__Exercise brief__: Gather the lines below that include the string "true", copying each in full.

__Supplied records__:
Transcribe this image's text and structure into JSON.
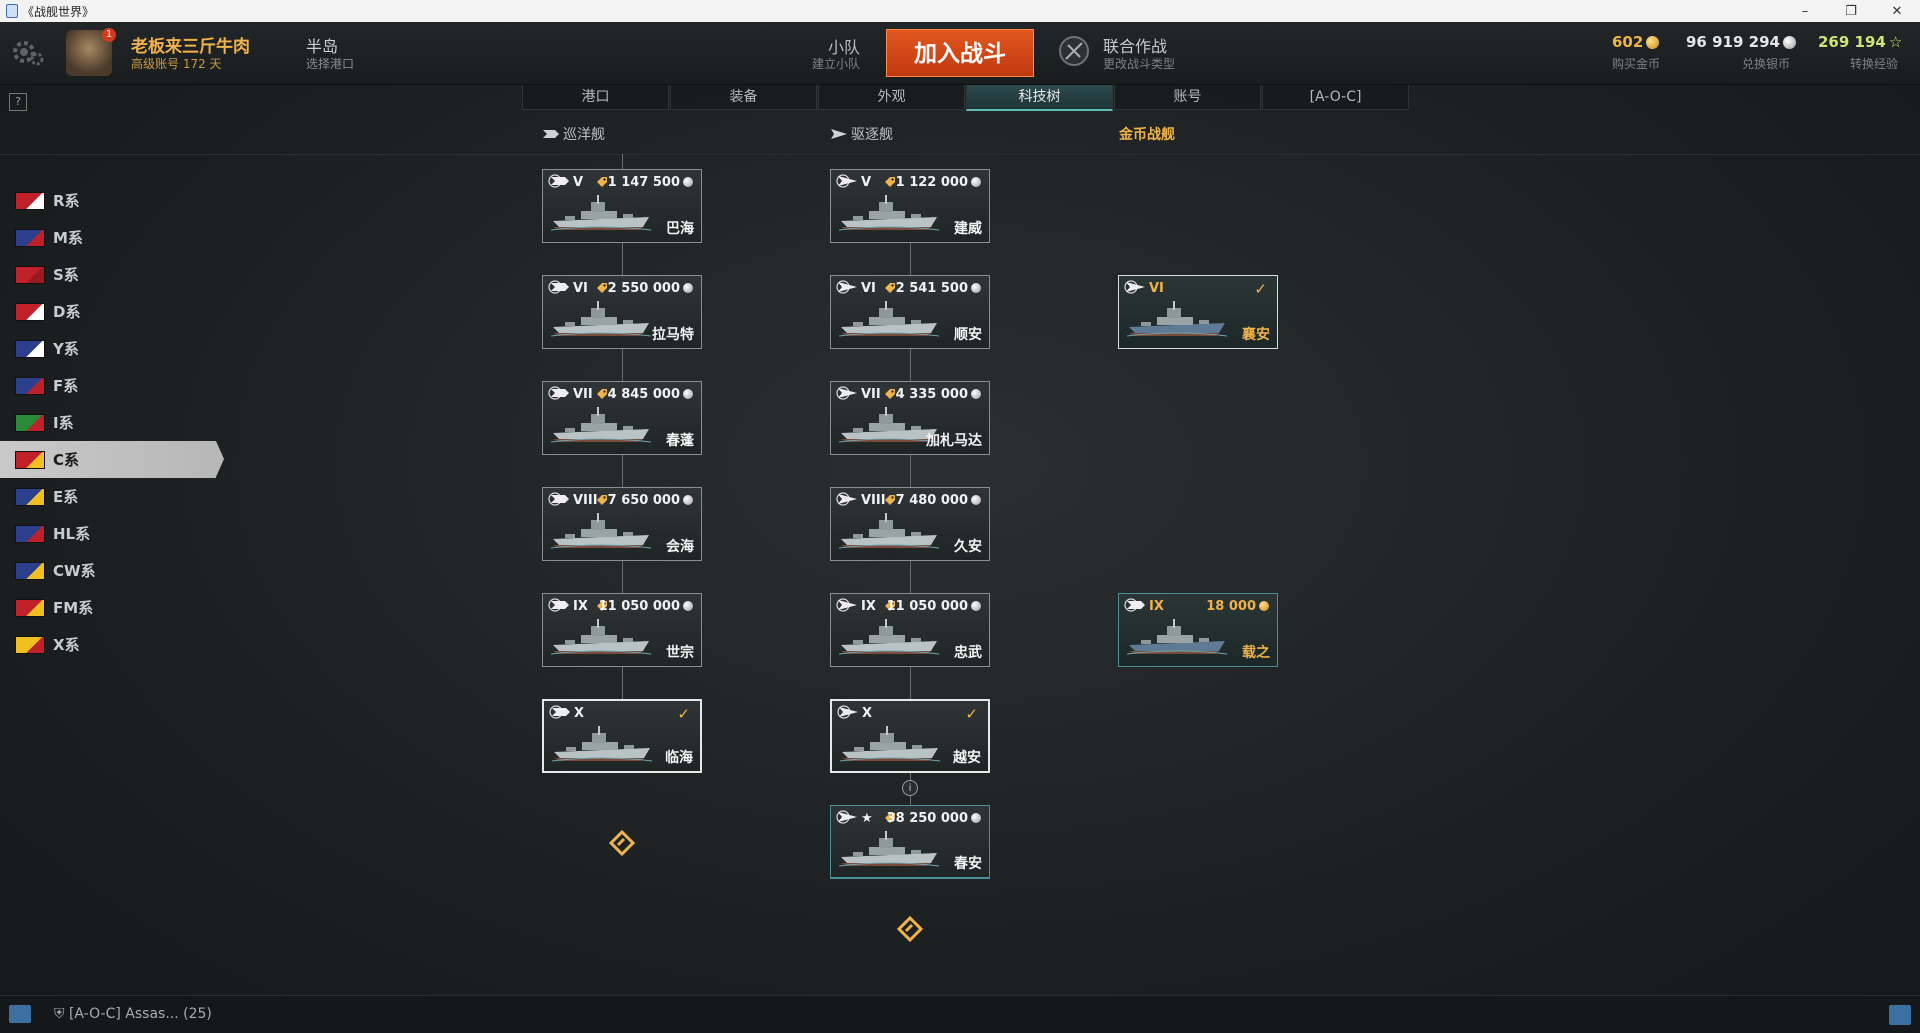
{
  "window": {
    "title": "《战舰世界》",
    "minimize": "–",
    "restore": "❐",
    "close": "✕"
  },
  "header": {
    "user_name": "老板来三斤牛肉",
    "account_status": "高级账号  172 天",
    "avatar_badge": "1",
    "port_name": "半岛",
    "port_sub": "选择港口",
    "squad_title": "小队",
    "squad_sub": "建立小队",
    "battle_button": "加入战斗",
    "mode_title": "联合作战",
    "mode_sub": "更改战斗类型",
    "gold_value": "602",
    "gold_sub": "购买金币",
    "silver_value": "96 919 294",
    "silver_sub": "兑换银币",
    "xp_value": "269 194",
    "xp_sub": "转换经验",
    "gold_color": "#f0b24a",
    "silver_color": "#e6e6e6",
    "xp_color": "#cfe47a"
  },
  "help": "?",
  "tabs": [
    "港口",
    "装备",
    "外观",
    "科技树",
    "账号",
    "[A-O-C]"
  ],
  "active_tab": "科技树",
  "types": {
    "cruiser": "巡洋舰",
    "destroyer": "驱逐舰",
    "premium": "金币战舰"
  },
  "nations": [
    {
      "code": "R系",
      "flag_colors": [
        "#c0202a",
        "#ffffff"
      ]
    },
    {
      "code": "M系",
      "flag_colors": [
        "#2b3f8c",
        "#c0202a"
      ]
    },
    {
      "code": "S系",
      "flag_colors": [
        "#c0202a",
        "#9a1a20"
      ]
    },
    {
      "code": "D系",
      "flag_colors": [
        "#c0202a",
        "#ffffff"
      ]
    },
    {
      "code": "Y系",
      "flag_colors": [
        "#2b3f8c",
        "#ffffff"
      ]
    },
    {
      "code": "F系",
      "flag_colors": [
        "#2b3f8c",
        "#c0202a"
      ]
    },
    {
      "code": "I系",
      "flag_colors": [
        "#2a8a3a",
        "#c0202a"
      ]
    },
    {
      "code": "C系",
      "flag_colors": [
        "#c0202a",
        "#f0c020"
      ]
    },
    {
      "code": "E系",
      "flag_colors": [
        "#2b3f8c",
        "#f0c020"
      ]
    },
    {
      "code": "HL系",
      "flag_colors": [
        "#2b3f8c",
        "#c0202a"
      ]
    },
    {
      "code": "CW系",
      "flag_colors": [
        "#2b3f8c",
        "#f0c020"
      ]
    },
    {
      "code": "FM系",
      "flag_colors": [
        "#c0202a",
        "#f0c020"
      ]
    },
    {
      "code": "X系",
      "flag_colors": [
        "#f0c020",
        "#c0202a"
      ]
    }
  ],
  "active_nation": "C系",
  "cruisers": [
    {
      "tier": "V",
      "price": "1 147 500",
      "name": "巴海"
    },
    {
      "tier": "VI",
      "price": "2 550 000",
      "name": "拉马特"
    },
    {
      "tier": "VII",
      "price": "4 845 000",
      "name": "春蓬"
    },
    {
      "tier": "VIII",
      "price": "7 650 000",
      "name": "会海"
    },
    {
      "tier": "IX",
      "price": "11 050 000",
      "name": "世宗"
    },
    {
      "tier": "X",
      "price": "",
      "name": "临海",
      "owned": true
    }
  ],
  "destroyers": [
    {
      "tier": "V",
      "price": "1 122 000",
      "name": "建威"
    },
    {
      "tier": "VI",
      "price": "2 541 500",
      "name": "顺安"
    },
    {
      "tier": "VII",
      "price": "4 335 000",
      "name": "加札马达"
    },
    {
      "tier": "VIII",
      "price": "7 480 000",
      "name": "久安"
    },
    {
      "tier": "IX",
      "price": "11 050 000",
      "name": "忠武"
    },
    {
      "tier": "X",
      "price": "",
      "name": "越安",
      "owned": true
    },
    {
      "tier": "★",
      "price": "38 250 000",
      "name": "春安",
      "special": true
    }
  ],
  "premium": [
    {
      "tier": "VI",
      "price": "",
      "name": "襄安",
      "owned": true,
      "row": 1
    },
    {
      "tier": "IX",
      "price": "18 000",
      "name": "载之",
      "row": 4
    }
  ],
  "footer": {
    "clan": "[A-O-C]  Assas...  (25)"
  }
}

__Finished exercise__:
      "owned": true
      "owned": true
      "special": true
      "owned": true,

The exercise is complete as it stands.